Directions for this task
For this exercise, repeat all of the material verbatim apart from its images.

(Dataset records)
## start

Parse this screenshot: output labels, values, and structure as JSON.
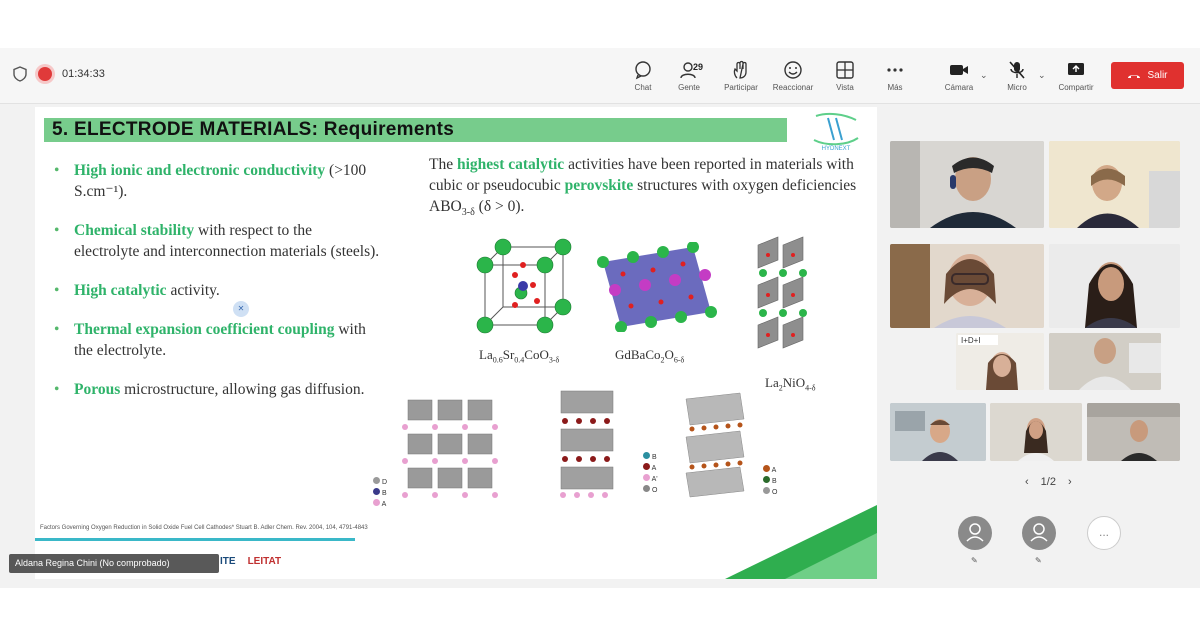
{
  "toolbar": {
    "timer": "01:34:33",
    "chat_label": "Chat",
    "people_label": "Gente",
    "people_count": "29",
    "participate_label": "Participar",
    "react_label": "Reaccionar",
    "view_label": "Vista",
    "more_label": "Más",
    "camera_label": "Cámara",
    "mic_label": "Micro",
    "share_label": "Compartir",
    "leave_label": "Salir",
    "leave_color": "#e0312f"
  },
  "slide": {
    "title": "5. ELECTRODE MATERIALS: Requirements",
    "banner_color": "#77cc8c",
    "accent_text_color": "#2fb36a",
    "bullets": [
      {
        "em": "High ionic and electronic conductivity",
        "rest": " (>100 S.cm⁻¹)."
      },
      {
        "em": "Chemical stability",
        "rest": " with respect to the electrolyte and interconnection materials (steels)."
      },
      {
        "em": "High catalytic",
        "rest": " activity."
      },
      {
        "em": "Thermal expansion coefficient coupling",
        "rest": " with the electrolyte."
      },
      {
        "em": "Porous",
        "rest": " microstructure, allowing gas diffusion."
      }
    ],
    "para_1": "The ",
    "para_em1": "highest catalytic",
    "para_2": " activities have been reported in materials with cubic or pseudocubic ",
    "para_em2": "perovskite",
    "para_3": " structures with oxygen deficiencies ABO",
    "para_sub": "3-δ",
    "para_4": " (δ > 0).",
    "crystals": [
      {
        "base": "La",
        "s1": "0.6",
        "m": "Sr",
        "s2": "0.4",
        "t": "CoO",
        "s3": "3-δ"
      },
      {
        "base": "GdBaCo",
        "s1": "2",
        "m": "O",
        "s2": "6-δ",
        "t": "",
        "s3": ""
      },
      {
        "base": "La",
        "s1": "2",
        "m": "NiO",
        "s2": "4-δ",
        "t": "",
        "s3": ""
      }
    ],
    "legend_a": [
      "D",
      "B",
      "A"
    ],
    "legend_b": [
      "B",
      "A",
      "A'",
      "O"
    ],
    "legend_c": [
      "A",
      "B",
      "O"
    ],
    "reference": "Factors Governing Oxygen Reduction in Solid Oxide Fuel Cell Cathodes* Stuart B. Adler Chem. Rev. 2004, 104, 4791-4843",
    "logo_text": "HYDNEXT"
  },
  "presenter_tag": "Aldana Regina Chini (No comprobado)",
  "sponsors": [
    "ITE",
    "LEITAT"
  ],
  "pager": {
    "text": "1/2",
    "prev": "‹",
    "next": "›"
  },
  "avatars_more": "..."
}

## end

Final result
Parse this screenshot: output labels, values, and structure as JSON.
{
  "toolbar": {
    "timer": "01:34:33",
    "chat_label": "Chat",
    "people_label": "Gente",
    "people_count": "29",
    "participate_label": "Participar",
    "react_label": "Reaccionar",
    "view_label": "Vista",
    "more_label": "Más",
    "camera_label": "Cámara",
    "mic_label": "Micro",
    "share_label": "Compartir",
    "leave_label": "Salir",
    "leave_color": "#e0312f"
  },
  "slide": {
    "title": "5. ELECTRODE MATERIALS: Requirements",
    "banner_color": "#77cc8c",
    "accent_text_color": "#2fb36a",
    "bullets": [
      {
        "em": "High ionic and electronic conductivity",
        "rest": " (>100 S.cm⁻¹)."
      },
      {
        "em": "Chemical stability",
        "rest": " with respect to the electrolyte and interconnection materials (steels)."
      },
      {
        "em": "High catalytic",
        "rest": " activity."
      },
      {
        "em": "Thermal expansion coefficient coupling",
        "rest": " with the electrolyte."
      },
      {
        "em": "Porous",
        "rest": " microstructure, allowing gas diffusion."
      }
    ],
    "para_1": "The ",
    "para_em1": "highest catalytic",
    "para_2": " activities have been reported in materials with cubic or pseudocubic ",
    "para_em2": "perovskite",
    "para_3": " structures with oxygen deficiencies ABO",
    "para_sub": "3-δ",
    "para_4": " (δ > 0).",
    "crystals": [
      {
        "base": "La",
        "s1": "0.6",
        "m": "Sr",
        "s2": "0.4",
        "t": "CoO",
        "s3": "3-δ"
      },
      {
        "base": "GdBaCo",
        "s1": "2",
        "m": "O",
        "s2": "6-δ",
        "t": "",
        "s3": ""
      },
      {
        "base": "La",
        "s1": "2",
        "m": "NiO",
        "s2": "4-δ",
        "t": "",
        "s3": ""
      }
    ],
    "legend_a": [
      "D",
      "B",
      "A"
    ],
    "legend_b": [
      "B",
      "A",
      "A'",
      "O"
    ],
    "legend_c": [
      "A",
      "B",
      "O"
    ],
    "reference": "Factors Governing Oxygen Reduction in Solid Oxide Fuel Cell Cathodes* Stuart B. Adler Chem. Rev. 2004, 104, 4791-4843",
    "logo_text": "HYDNEXT"
  },
  "presenter_tag": "Aldana Regina Chini (No comprobado)",
  "sponsors": [
    "ITE",
    "LEITAT"
  ],
  "pager": {
    "text": "1/2",
    "prev": "‹",
    "next": "›"
  },
  "avatars_more": "..."
}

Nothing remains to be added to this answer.